### Challenges
A. Using the post on raising daughters amid Pagan beliefs, answer each question:
(i) What term was the daughter told to use if she needed a label?
(ii) How old was the eldest daughter at the "baby blessing"?
(iii) Who was brought in to perform the rite?
B. Reproduce, word for word, the part of the post on raising daughters amid Pagan beliefs between "But mainly, I’m" and "I didn’t bother.", inclusive.
──────── Provided text ────────
I was always hesitant to teach her anything that would label her for fear of other people’s reactions to that label.  I’ve also told her that what I believe is MY business and not for her friends knowledge, and that if she needed a label that, for now, she should use the term Unitarian as they accept all positive belief systems.  I explained also that terms like Witch and Pagan make people nervous or even afraid because they don’t know what they really mean (or they believe they are simply wrong).

So apparantly my daughter’s friend, told her parents “what we are” or what my daughter “is”, and they promptly told her it was all made up nonsense.  Not her story … OUR BELIEFS.  So my daughter’s friend promptly told my daughter this.

Nothing was said directly to me so there’s little I can do about it.  The parent’s aren’t discouraging the friendship, to my knowledge, or anything.  But just thinking about it and I fume a little bit.

I’m angry at being part of such a judgemental society.

I’m angry that there hasn’t been enough positive exposure for Wicca and Paganism to be considered as a valid belief system.  Our own president has proclaimed it “nonvalid“.  (Just look at the battle to get the VA to accept the pentacle as a religious symbol)

But mainly, I’m angry at myself for not sticking to my guns and just raising my daughters as Wiccan.

Years ago we had a “baby blessing” for my eldest daughter.  She was 11 months old.  We had a party at a hall and brought in a Unitarian minister to perform the rite (which I wrote with the help of various Pagan texts).  Lady Rose and her hubby were godparents.  I thought it was lovely!  Members of my family who didn’t diss us entirely by NOT COMING had already dismissed it as “weird witchy shit” and were blind to any beauty in it.  When we had a second child, I didn’t bother.

That moment — of having something meaningful and beautiful to me written off as silly and stupid and wrong — killed something inside me.  If I think back, that’s the moment when I ran screaming back into the broom closet, turned off the light, and hid all the way in the back behind old boxes.
──────── Dataset section ────────
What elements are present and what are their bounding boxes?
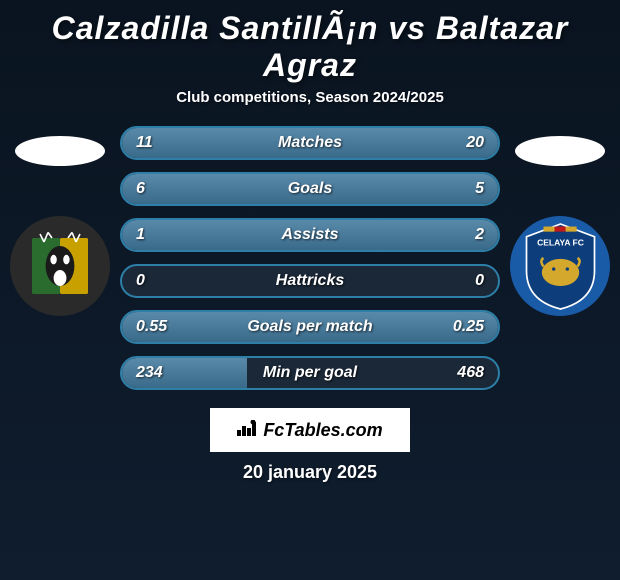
────────
### Responses to the tasks
A.
(i) Unitarian
(ii) 11 months old
(iii) A Unitarian minister

B.
But mainly, I’m angry at myself for not sticking to my guns and just raising my daughters as Wiccan.

Years ago we had a “baby blessing” for my eldest daughter.  She was 11 months old.  We had a party at a hall and brought in a Unitarian minister to perform the rite (which I wrote with the help of various Pagan texts).  Lady Rose and her hubby were godparents.  I thought it was lovely!  Members of my family who didn’t diss us entirely by NOT COMING had already dismissed it as “weird witchy shit” and were blind to any beauty in it.  When we had a second child, I didn’t bother.